All the data below goes into the copy word for word, but the pictures don't.
▽
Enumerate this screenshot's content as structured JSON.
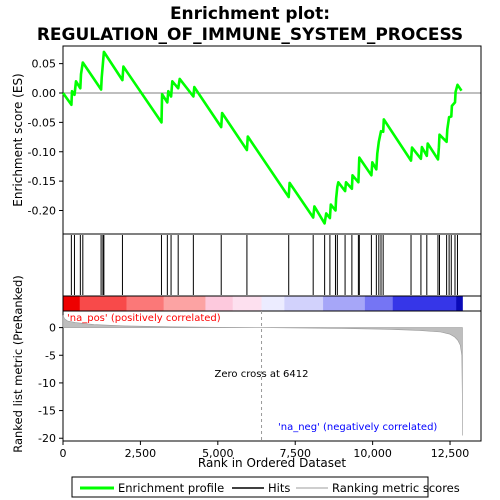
{
  "title_line1": "Enrichment plot:",
  "title_line2": "REGULATION_OF_IMMUNE_SYSTEM_PROCESS",
  "colors": {
    "profile": "#00ff00",
    "hits": "#000000",
    "metric_fill": "#bebebe",
    "pos_label": "#ff0000",
    "neg_label": "#0000ff"
  },
  "chart_data": [
    {
      "type": "line",
      "name": "enrichment",
      "ylabel": "Enrichment score (ES)",
      "xlim": [
        0,
        13500
      ],
      "ylim": [
        -0.24,
        0.08
      ],
      "yticks": [
        0.05,
        0.0,
        -0.05,
        -0.1,
        -0.15,
        -0.2
      ],
      "ytick_labels": [
        "0.05",
        "0.00",
        "-0.05",
        "-0.10",
        "-0.15",
        "-0.20"
      ],
      "grid": false,
      "points": [
        [
          0,
          0.0
        ],
        [
          270,
          -0.02
        ],
        [
          290,
          0.003
        ],
        [
          370,
          -0.003
        ],
        [
          420,
          0.02
        ],
        [
          560,
          0.008
        ],
        [
          580,
          0.032
        ],
        [
          640,
          0.052
        ],
        [
          1230,
          0.006
        ],
        [
          1250,
          0.026
        ],
        [
          1290,
          0.05
        ],
        [
          1320,
          0.07
        ],
        [
          1920,
          0.022
        ],
        [
          1950,
          0.045
        ],
        [
          3180,
          -0.05
        ],
        [
          3200,
          -0.002
        ],
        [
          3370,
          -0.016
        ],
        [
          3400,
          0.003
        ],
        [
          3490,
          -0.006
        ],
        [
          3530,
          0.02
        ],
        [
          3720,
          0.008
        ],
        [
          3770,
          0.024
        ],
        [
          4210,
          -0.006
        ],
        [
          4240,
          0.01
        ],
        [
          5110,
          -0.058
        ],
        [
          5140,
          -0.034
        ],
        [
          5940,
          -0.097
        ],
        [
          5970,
          -0.074
        ],
        [
          7290,
          -0.177
        ],
        [
          7320,
          -0.153
        ],
        [
          8080,
          -0.212
        ],
        [
          8120,
          -0.193
        ],
        [
          8450,
          -0.222
        ],
        [
          8500,
          -0.205
        ],
        [
          8620,
          -0.213
        ],
        [
          8650,
          -0.19
        ],
        [
          8800,
          -0.2
        ],
        [
          8820,
          -0.18
        ],
        [
          8860,
          -0.16
        ],
        [
          8890,
          -0.152
        ],
        [
          9110,
          -0.167
        ],
        [
          9140,
          -0.152
        ],
        [
          9330,
          -0.163
        ],
        [
          9350,
          -0.14
        ],
        [
          9540,
          -0.152
        ],
        [
          9570,
          -0.11
        ],
        [
          9960,
          -0.14
        ],
        [
          9990,
          -0.118
        ],
        [
          10120,
          -0.13
        ],
        [
          10150,
          -0.103
        ],
        [
          10200,
          -0.083
        ],
        [
          10270,
          -0.065
        ],
        [
          10340,
          -0.066
        ],
        [
          10360,
          -0.045
        ],
        [
          11240,
          -0.115
        ],
        [
          11270,
          -0.093
        ],
        [
          11560,
          -0.112
        ],
        [
          11590,
          -0.092
        ],
        [
          11750,
          -0.107
        ],
        [
          11780,
          -0.086
        ],
        [
          12110,
          -0.113
        ],
        [
          12140,
          -0.092
        ],
        [
          12160,
          -0.071
        ],
        [
          12390,
          -0.083
        ],
        [
          12410,
          -0.062
        ],
        [
          12470,
          -0.041
        ],
        [
          12540,
          -0.04
        ],
        [
          12560,
          -0.022
        ],
        [
          12660,
          -0.016
        ],
        [
          12680,
          0.002
        ],
        [
          12740,
          0.014
        ],
        [
          12870,
          0.004
        ]
      ]
    },
    {
      "type": "bar",
      "name": "hits",
      "hit_ranks": [
        270,
        370,
        560,
        640,
        1230,
        1290,
        1320,
        1920,
        3180,
        3370,
        3490,
        3720,
        4210,
        5110,
        5940,
        7290,
        8080,
        8450,
        8620,
        8800,
        8860,
        9110,
        9330,
        9540,
        9570,
        9960,
        10120,
        10200,
        10270,
        10340,
        11240,
        11560,
        11750,
        12110,
        12160,
        12390,
        12470,
        12540,
        12660,
        12740
      ]
    },
    {
      "type": "area",
      "name": "ranking_metric",
      "xlabel": "Rank in Ordered Dataset",
      "ylabel": "Ranked list metric (PreRanked)",
      "xlim": [
        0,
        13500
      ],
      "ylim": [
        -20.5,
        3.0
      ],
      "yticks": [
        0,
        -5,
        -10,
        -15,
        -20
      ],
      "ytick_labels": [
        "0",
        "-5",
        "-10",
        "-15",
        "-20"
      ],
      "xticks": [
        0,
        2500,
        5000,
        7500,
        10000,
        12500
      ],
      "xtick_labels": [
        "0",
        "2,500",
        "5,000",
        "7,500",
        "10,000",
        "12,500"
      ],
      "points": [
        [
          0,
          2.2
        ],
        [
          50,
          1.6
        ],
        [
          150,
          1.2
        ],
        [
          400,
          0.9
        ],
        [
          1000,
          0.55
        ],
        [
          2000,
          0.3
        ],
        [
          3500,
          0.15
        ],
        [
          5000,
          0.06
        ],
        [
          6412,
          0.0
        ],
        [
          7500,
          -0.05
        ],
        [
          9000,
          -0.15
        ],
        [
          10500,
          -0.3
        ],
        [
          11500,
          -0.5
        ],
        [
          12200,
          -0.8
        ],
        [
          12500,
          -1.2
        ],
        [
          12650,
          -1.7
        ],
        [
          12750,
          -2.3
        ],
        [
          12830,
          -3.2
        ],
        [
          12880,
          -5.0
        ],
        [
          12895,
          -12.0
        ],
        [
          12900,
          -19.5
        ]
      ],
      "zero_cross_label": "Zero cross at 6412",
      "zero_cross": 6412,
      "pos_label": "'na_pos' (positively correlated)",
      "neg_label": "'na_neg' (negatively correlated)"
    }
  ],
  "legend": {
    "items": [
      {
        "label": "Enrichment profile"
      },
      {
        "label": "Hits"
      },
      {
        "label": "Ranking metric scores"
      }
    ]
  }
}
△
Solution below —
Enumerate this screenshot's content as structured JSON.
{
  "title_line1": "Enrichment plot:",
  "title_line2": "REGULATION_OF_IMMUNE_SYSTEM_PROCESS",
  "colors": {
    "profile": "#00ff00",
    "hits": "#000000",
    "metric_fill": "#bebebe",
    "pos_label": "#ff0000",
    "neg_label": "#0000ff"
  },
  "chart_data": [
    {
      "type": "line",
      "name": "enrichment",
      "ylabel": "Enrichment score (ES)",
      "xlim": [
        0,
        13500
      ],
      "ylim": [
        -0.24,
        0.08
      ],
      "yticks": [
        0.05,
        0.0,
        -0.05,
        -0.1,
        -0.15,
        -0.2
      ],
      "ytick_labels": [
        "0.05",
        "0.00",
        "-0.05",
        "-0.10",
        "-0.15",
        "-0.20"
      ],
      "grid": false,
      "points": [
        [
          0,
          0.0
        ],
        [
          270,
          -0.02
        ],
        [
          290,
          0.003
        ],
        [
          370,
          -0.003
        ],
        [
          420,
          0.02
        ],
        [
          560,
          0.008
        ],
        [
          580,
          0.032
        ],
        [
          640,
          0.052
        ],
        [
          1230,
          0.006
        ],
        [
          1250,
          0.026
        ],
        [
          1290,
          0.05
        ],
        [
          1320,
          0.07
        ],
        [
          1920,
          0.022
        ],
        [
          1950,
          0.045
        ],
        [
          3180,
          -0.05
        ],
        [
          3200,
          -0.002
        ],
        [
          3370,
          -0.016
        ],
        [
          3400,
          0.003
        ],
        [
          3490,
          -0.006
        ],
        [
          3530,
          0.02
        ],
        [
          3720,
          0.008
        ],
        [
          3770,
          0.024
        ],
        [
          4210,
          -0.006
        ],
        [
          4240,
          0.01
        ],
        [
          5110,
          -0.058
        ],
        [
          5140,
          -0.034
        ],
        [
          5940,
          -0.097
        ],
        [
          5970,
          -0.074
        ],
        [
          7290,
          -0.177
        ],
        [
          7320,
          -0.153
        ],
        [
          8080,
          -0.212
        ],
        [
          8120,
          -0.193
        ],
        [
          8450,
          -0.222
        ],
        [
          8500,
          -0.205
        ],
        [
          8620,
          -0.213
        ],
        [
          8650,
          -0.19
        ],
        [
          8800,
          -0.2
        ],
        [
          8820,
          -0.18
        ],
        [
          8860,
          -0.16
        ],
        [
          8890,
          -0.152
        ],
        [
          9110,
          -0.167
        ],
        [
          9140,
          -0.152
        ],
        [
          9330,
          -0.163
        ],
        [
          9350,
          -0.14
        ],
        [
          9540,
          -0.152
        ],
        [
          9570,
          -0.11
        ],
        [
          9960,
          -0.14
        ],
        [
          9990,
          -0.118
        ],
        [
          10120,
          -0.13
        ],
        [
          10150,
          -0.103
        ],
        [
          10200,
          -0.083
        ],
        [
          10270,
          -0.065
        ],
        [
          10340,
          -0.066
        ],
        [
          10360,
          -0.045
        ],
        [
          11240,
          -0.115
        ],
        [
          11270,
          -0.093
        ],
        [
          11560,
          -0.112
        ],
        [
          11590,
          -0.092
        ],
        [
          11750,
          -0.107
        ],
        [
          11780,
          -0.086
        ],
        [
          12110,
          -0.113
        ],
        [
          12140,
          -0.092
        ],
        [
          12160,
          -0.071
        ],
        [
          12390,
          -0.083
        ],
        [
          12410,
          -0.062
        ],
        [
          12470,
          -0.041
        ],
        [
          12540,
          -0.04
        ],
        [
          12560,
          -0.022
        ],
        [
          12660,
          -0.016
        ],
        [
          12680,
          0.002
        ],
        [
          12740,
          0.014
        ],
        [
          12870,
          0.004
        ]
      ]
    },
    {
      "type": "bar",
      "name": "hits",
      "hit_ranks": [
        270,
        370,
        560,
        640,
        1230,
        1290,
        1320,
        1920,
        3180,
        3370,
        3490,
        3720,
        4210,
        5110,
        5940,
        7290,
        8080,
        8450,
        8620,
        8800,
        8860,
        9110,
        9330,
        9540,
        9570,
        9960,
        10120,
        10200,
        10270,
        10340,
        11240,
        11560,
        11750,
        12110,
        12160,
        12390,
        12470,
        12540,
        12660,
        12740
      ]
    },
    {
      "type": "area",
      "name": "ranking_metric",
      "xlabel": "Rank in Ordered Dataset",
      "ylabel": "Ranked list metric (PreRanked)",
      "xlim": [
        0,
        13500
      ],
      "ylim": [
        -20.5,
        3.0
      ],
      "yticks": [
        0,
        -5,
        -10,
        -15,
        -20
      ],
      "ytick_labels": [
        "0",
        "-5",
        "-10",
        "-15",
        "-20"
      ],
      "xticks": [
        0,
        2500,
        5000,
        7500,
        10000,
        12500
      ],
      "xtick_labels": [
        "0",
        "2,500",
        "5,000",
        "7,500",
        "10,000",
        "12,500"
      ],
      "points": [
        [
          0,
          2.2
        ],
        [
          50,
          1.6
        ],
        [
          150,
          1.2
        ],
        [
          400,
          0.9
        ],
        [
          1000,
          0.55
        ],
        [
          2000,
          0.3
        ],
        [
          3500,
          0.15
        ],
        [
          5000,
          0.06
        ],
        [
          6412,
          0.0
        ],
        [
          7500,
          -0.05
        ],
        [
          9000,
          -0.15
        ],
        [
          10500,
          -0.3
        ],
        [
          11500,
          -0.5
        ],
        [
          12200,
          -0.8
        ],
        [
          12500,
          -1.2
        ],
        [
          12650,
          -1.7
        ],
        [
          12750,
          -2.3
        ],
        [
          12830,
          -3.2
        ],
        [
          12880,
          -5.0
        ],
        [
          12895,
          -12.0
        ],
        [
          12900,
          -19.5
        ]
      ],
      "zero_cross_label": "Zero cross at 6412",
      "zero_cross": 6412,
      "pos_label": "'na_pos' (positively correlated)",
      "neg_label": "'na_neg' (negatively correlated)"
    }
  ],
  "legend": {
    "items": [
      {
        "label": "Enrichment profile"
      },
      {
        "label": "Hits"
      },
      {
        "label": "Ranking metric scores"
      }
    ]
  }
}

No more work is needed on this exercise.